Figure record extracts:
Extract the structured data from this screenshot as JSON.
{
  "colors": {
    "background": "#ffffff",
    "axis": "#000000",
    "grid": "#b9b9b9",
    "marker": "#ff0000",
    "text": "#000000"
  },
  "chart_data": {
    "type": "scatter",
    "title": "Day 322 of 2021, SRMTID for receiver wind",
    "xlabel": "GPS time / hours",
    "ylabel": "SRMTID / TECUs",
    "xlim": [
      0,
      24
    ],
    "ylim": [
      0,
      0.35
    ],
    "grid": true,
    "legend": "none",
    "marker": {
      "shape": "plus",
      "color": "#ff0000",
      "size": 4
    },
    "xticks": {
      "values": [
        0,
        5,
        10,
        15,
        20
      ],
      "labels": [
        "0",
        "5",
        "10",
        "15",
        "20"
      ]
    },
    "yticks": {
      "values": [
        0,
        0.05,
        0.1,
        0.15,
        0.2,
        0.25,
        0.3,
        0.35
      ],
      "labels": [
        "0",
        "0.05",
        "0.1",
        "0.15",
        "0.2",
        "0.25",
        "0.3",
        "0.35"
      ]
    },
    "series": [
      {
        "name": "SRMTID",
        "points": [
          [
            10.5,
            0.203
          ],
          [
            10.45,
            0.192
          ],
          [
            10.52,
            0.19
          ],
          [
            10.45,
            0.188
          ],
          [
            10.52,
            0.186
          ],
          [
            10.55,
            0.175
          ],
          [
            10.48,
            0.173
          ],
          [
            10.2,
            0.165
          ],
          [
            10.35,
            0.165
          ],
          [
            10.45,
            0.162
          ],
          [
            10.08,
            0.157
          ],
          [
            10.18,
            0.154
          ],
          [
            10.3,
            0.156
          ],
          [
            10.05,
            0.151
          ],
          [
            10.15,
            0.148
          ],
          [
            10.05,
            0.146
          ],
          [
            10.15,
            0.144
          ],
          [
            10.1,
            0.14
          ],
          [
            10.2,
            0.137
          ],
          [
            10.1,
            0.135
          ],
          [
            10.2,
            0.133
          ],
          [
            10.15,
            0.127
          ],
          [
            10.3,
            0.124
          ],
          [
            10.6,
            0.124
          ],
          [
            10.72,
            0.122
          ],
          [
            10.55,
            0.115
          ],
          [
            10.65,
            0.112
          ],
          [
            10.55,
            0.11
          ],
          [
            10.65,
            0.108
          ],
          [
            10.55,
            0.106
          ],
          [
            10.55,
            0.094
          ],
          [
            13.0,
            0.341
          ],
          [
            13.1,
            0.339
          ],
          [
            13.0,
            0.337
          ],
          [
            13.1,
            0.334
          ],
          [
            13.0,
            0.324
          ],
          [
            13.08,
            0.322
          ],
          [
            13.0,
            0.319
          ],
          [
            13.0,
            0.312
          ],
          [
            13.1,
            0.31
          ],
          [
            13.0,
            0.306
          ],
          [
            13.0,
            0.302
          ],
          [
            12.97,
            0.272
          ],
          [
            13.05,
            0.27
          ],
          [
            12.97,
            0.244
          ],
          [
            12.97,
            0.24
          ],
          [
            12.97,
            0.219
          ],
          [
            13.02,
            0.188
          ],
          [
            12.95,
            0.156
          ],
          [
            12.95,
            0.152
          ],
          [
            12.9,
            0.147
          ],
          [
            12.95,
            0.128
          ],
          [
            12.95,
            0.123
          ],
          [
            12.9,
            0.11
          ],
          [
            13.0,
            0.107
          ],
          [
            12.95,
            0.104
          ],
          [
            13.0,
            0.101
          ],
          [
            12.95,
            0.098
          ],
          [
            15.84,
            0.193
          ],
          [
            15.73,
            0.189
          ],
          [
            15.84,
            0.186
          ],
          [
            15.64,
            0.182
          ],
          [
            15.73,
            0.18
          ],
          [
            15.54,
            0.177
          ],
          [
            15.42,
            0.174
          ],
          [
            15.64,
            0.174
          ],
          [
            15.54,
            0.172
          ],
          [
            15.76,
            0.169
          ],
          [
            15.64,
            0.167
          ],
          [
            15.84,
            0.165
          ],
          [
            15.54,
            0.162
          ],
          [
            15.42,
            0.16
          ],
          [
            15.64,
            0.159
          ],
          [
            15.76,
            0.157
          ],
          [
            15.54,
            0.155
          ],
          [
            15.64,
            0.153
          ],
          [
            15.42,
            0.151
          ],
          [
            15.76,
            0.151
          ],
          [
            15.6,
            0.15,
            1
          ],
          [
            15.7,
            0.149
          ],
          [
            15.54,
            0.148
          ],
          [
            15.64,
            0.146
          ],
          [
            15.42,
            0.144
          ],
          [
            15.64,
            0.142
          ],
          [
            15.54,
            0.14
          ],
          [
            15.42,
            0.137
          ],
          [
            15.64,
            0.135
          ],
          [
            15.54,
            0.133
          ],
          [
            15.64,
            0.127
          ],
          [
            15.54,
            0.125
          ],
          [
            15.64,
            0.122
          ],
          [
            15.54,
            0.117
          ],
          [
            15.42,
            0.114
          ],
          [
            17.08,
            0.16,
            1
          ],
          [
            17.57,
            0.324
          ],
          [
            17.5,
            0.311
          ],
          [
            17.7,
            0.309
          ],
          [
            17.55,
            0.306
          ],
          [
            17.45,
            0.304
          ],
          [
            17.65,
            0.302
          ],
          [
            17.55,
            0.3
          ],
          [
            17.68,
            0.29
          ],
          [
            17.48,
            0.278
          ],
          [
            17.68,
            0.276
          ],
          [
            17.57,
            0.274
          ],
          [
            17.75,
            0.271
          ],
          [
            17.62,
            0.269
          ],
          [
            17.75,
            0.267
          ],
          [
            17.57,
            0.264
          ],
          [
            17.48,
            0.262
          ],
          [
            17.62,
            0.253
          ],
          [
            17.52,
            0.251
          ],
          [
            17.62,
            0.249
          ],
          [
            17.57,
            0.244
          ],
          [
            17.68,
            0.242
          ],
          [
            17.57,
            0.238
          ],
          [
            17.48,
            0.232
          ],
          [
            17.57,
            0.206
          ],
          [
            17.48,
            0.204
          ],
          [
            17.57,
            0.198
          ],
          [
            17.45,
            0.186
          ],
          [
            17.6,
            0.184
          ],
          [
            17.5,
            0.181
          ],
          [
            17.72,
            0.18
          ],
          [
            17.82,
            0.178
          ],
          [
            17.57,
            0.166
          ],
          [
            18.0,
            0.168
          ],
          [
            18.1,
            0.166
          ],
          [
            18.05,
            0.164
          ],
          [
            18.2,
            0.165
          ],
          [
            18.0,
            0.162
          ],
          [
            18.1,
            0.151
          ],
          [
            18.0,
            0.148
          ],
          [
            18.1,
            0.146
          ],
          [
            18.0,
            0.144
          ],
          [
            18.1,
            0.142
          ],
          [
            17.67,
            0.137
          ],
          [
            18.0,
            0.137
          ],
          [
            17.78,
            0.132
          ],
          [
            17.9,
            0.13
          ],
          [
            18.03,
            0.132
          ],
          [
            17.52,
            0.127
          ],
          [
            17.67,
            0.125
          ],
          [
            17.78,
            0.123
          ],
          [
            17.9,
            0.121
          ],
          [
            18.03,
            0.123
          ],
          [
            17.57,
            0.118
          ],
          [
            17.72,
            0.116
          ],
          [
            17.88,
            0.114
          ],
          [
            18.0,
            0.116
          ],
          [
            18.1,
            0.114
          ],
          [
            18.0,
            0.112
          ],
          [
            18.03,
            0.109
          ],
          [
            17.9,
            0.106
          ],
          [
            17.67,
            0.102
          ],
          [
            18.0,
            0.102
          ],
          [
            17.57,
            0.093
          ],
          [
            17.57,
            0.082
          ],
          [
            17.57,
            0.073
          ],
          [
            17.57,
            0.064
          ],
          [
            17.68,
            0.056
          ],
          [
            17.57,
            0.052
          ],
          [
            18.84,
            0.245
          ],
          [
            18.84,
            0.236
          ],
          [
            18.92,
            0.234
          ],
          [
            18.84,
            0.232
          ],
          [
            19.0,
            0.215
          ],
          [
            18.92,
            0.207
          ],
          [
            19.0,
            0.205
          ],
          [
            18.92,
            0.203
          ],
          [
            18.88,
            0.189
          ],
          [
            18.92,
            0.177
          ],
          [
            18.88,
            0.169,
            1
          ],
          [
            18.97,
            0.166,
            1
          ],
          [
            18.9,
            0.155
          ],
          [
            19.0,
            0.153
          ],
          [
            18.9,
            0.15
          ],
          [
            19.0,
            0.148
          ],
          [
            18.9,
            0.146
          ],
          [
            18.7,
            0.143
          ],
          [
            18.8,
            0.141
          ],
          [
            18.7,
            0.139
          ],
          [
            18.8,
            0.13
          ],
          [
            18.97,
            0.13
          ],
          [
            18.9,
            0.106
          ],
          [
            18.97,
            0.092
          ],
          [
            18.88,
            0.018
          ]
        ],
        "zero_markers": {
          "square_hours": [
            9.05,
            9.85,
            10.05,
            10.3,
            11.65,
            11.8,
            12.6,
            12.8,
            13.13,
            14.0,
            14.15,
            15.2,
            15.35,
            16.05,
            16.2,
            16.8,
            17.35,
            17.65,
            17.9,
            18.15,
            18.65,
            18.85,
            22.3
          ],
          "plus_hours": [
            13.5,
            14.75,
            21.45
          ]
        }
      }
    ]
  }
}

Goal
From the listing above, return each line with the word "SRMTID".

Output of the task
    "title": "Day 322 of 2021, SRMTID for receiver wind",
    "ylabel": "SRMTID / TECUs",
        "name": "SRMTID",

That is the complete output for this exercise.